**RECORDS TO USE**
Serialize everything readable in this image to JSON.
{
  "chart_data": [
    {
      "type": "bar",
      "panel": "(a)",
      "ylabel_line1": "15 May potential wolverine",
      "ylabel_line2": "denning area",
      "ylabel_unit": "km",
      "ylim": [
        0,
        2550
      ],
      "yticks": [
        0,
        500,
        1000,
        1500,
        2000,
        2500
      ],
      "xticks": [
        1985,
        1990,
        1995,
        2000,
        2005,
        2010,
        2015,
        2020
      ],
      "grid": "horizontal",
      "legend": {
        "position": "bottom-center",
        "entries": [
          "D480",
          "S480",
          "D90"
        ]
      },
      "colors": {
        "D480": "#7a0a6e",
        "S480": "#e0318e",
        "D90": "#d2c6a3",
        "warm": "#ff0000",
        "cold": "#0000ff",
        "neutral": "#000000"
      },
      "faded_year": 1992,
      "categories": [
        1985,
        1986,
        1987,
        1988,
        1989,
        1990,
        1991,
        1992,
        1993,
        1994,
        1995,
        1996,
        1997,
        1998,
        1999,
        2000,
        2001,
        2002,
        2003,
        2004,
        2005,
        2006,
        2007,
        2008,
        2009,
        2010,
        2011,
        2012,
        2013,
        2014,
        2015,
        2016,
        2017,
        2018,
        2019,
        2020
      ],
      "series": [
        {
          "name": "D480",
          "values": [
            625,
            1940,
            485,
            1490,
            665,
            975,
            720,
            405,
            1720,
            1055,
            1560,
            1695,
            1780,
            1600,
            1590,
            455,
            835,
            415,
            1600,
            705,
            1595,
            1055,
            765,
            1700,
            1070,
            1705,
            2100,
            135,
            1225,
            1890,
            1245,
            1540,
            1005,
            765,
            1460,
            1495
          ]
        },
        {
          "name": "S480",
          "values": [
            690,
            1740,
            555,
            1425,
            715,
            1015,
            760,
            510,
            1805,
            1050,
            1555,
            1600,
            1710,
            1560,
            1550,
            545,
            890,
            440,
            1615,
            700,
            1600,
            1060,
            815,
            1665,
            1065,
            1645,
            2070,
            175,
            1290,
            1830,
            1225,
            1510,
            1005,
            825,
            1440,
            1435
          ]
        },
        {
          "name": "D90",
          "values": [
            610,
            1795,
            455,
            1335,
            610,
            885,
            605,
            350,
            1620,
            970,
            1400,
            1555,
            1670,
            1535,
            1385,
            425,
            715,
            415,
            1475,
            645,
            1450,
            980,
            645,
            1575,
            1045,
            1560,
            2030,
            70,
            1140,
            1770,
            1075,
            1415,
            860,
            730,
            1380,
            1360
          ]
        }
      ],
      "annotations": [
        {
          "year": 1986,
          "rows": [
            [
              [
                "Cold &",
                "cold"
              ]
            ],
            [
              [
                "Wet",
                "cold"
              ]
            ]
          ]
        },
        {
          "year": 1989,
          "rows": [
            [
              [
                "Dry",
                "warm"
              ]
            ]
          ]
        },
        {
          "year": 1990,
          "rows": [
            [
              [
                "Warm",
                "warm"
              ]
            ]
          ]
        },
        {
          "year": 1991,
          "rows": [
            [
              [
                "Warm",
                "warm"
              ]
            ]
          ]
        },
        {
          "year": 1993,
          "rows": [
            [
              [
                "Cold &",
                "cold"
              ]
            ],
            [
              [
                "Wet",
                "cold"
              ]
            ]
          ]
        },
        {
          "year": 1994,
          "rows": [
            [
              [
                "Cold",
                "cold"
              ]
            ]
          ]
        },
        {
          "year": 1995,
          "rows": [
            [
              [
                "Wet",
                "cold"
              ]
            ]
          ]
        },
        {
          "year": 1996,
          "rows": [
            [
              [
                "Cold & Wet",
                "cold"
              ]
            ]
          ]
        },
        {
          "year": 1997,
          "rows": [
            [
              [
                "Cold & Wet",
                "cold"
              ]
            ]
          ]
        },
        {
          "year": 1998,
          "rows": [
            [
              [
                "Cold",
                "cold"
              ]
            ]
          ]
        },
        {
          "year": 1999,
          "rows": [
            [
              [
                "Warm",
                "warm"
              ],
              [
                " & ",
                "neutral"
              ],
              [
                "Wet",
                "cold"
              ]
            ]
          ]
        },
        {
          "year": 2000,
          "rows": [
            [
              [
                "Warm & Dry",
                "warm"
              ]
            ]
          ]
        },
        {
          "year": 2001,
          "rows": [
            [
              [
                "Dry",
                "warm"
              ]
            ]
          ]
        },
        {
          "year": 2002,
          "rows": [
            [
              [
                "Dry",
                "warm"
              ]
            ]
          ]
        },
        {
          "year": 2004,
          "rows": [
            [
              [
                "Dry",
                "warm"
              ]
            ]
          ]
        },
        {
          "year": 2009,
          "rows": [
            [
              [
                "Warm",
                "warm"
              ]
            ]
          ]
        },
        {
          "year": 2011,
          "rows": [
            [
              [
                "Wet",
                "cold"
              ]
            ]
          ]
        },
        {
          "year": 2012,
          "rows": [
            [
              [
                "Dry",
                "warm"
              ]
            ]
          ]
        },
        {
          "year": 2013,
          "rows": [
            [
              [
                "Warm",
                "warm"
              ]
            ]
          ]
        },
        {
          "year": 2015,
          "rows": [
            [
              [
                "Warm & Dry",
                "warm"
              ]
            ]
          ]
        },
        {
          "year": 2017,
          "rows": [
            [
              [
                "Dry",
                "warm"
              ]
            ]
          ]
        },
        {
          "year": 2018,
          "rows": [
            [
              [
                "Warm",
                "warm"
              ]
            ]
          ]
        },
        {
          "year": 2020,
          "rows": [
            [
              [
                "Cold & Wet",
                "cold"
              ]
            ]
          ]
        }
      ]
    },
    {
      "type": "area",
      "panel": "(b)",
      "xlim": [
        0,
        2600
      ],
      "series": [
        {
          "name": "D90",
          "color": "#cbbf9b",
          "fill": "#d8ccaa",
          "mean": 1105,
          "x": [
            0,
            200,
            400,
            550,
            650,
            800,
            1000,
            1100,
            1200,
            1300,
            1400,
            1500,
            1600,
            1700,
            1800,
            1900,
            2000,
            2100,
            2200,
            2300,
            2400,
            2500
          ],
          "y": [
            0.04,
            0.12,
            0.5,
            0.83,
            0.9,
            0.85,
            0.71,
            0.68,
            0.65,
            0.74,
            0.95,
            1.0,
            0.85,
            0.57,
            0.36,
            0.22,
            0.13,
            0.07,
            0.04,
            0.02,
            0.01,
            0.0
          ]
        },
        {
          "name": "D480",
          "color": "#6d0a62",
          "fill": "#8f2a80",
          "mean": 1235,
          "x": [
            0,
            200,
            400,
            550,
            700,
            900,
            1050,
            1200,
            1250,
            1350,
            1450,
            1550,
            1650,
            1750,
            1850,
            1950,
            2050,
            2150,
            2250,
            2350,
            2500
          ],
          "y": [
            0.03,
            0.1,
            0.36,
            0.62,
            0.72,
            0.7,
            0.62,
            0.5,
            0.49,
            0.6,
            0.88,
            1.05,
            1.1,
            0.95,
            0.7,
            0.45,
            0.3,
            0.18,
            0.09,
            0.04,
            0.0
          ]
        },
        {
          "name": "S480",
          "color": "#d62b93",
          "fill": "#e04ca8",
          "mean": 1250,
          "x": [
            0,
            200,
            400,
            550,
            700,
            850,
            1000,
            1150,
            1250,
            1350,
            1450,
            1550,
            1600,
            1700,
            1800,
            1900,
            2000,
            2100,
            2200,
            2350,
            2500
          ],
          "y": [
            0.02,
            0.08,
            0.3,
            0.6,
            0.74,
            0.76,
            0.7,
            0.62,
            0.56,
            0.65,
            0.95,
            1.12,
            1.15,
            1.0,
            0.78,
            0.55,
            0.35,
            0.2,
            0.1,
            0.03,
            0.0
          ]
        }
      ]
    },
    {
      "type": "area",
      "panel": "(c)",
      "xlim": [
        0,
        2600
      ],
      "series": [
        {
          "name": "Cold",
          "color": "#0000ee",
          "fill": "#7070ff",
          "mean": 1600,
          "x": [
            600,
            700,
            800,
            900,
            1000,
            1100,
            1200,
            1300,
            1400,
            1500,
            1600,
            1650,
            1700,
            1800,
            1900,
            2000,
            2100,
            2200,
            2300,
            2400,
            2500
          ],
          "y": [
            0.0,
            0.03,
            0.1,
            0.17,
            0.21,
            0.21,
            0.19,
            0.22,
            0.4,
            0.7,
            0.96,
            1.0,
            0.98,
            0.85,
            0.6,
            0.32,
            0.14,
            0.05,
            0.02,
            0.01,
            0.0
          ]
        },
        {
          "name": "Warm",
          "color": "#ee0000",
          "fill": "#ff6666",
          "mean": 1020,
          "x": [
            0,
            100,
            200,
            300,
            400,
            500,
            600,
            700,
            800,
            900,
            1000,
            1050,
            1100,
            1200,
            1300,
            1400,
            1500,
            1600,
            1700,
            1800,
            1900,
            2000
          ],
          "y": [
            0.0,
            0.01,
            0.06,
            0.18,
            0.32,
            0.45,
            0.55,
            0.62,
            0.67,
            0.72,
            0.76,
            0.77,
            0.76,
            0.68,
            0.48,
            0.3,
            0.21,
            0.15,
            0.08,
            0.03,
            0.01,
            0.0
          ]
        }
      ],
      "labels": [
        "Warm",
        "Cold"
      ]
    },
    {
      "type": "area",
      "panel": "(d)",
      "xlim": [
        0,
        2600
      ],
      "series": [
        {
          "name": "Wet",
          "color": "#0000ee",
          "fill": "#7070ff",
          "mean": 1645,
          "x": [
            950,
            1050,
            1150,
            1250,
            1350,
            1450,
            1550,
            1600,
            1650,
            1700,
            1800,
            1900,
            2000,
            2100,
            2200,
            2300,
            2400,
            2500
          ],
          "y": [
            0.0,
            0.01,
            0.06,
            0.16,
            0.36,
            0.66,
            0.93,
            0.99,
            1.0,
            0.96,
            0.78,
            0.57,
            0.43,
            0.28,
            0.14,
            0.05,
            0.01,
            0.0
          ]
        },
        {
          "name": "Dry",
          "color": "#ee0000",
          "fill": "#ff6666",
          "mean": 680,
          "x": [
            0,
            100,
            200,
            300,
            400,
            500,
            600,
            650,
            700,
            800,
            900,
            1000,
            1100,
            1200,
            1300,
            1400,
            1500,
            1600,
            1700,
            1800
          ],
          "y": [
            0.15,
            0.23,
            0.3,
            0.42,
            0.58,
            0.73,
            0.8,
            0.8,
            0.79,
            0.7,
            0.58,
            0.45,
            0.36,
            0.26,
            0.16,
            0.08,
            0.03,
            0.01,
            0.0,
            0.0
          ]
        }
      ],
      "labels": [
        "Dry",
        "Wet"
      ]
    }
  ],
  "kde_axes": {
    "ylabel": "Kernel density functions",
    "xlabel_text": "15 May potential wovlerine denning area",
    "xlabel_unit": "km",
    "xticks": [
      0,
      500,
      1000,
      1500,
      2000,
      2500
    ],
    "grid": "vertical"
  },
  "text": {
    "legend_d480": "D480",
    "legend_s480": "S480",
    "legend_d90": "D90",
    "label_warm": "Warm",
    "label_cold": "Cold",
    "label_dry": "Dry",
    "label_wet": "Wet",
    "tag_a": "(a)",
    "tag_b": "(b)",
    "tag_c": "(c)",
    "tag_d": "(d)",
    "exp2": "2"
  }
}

**YOUR INSTRUCTIONS**
List every line above that holds the word "name".

**WRITTEN RESPONSE**
          "name": "D480",
          "name": "S480",
          "name": "D90",
          "name": "D90",
          "name": "D480",
          "name": "S480",
          "name": "Cold",
          "name": "Warm",
          "name": "Wet",
          "name": "Dry",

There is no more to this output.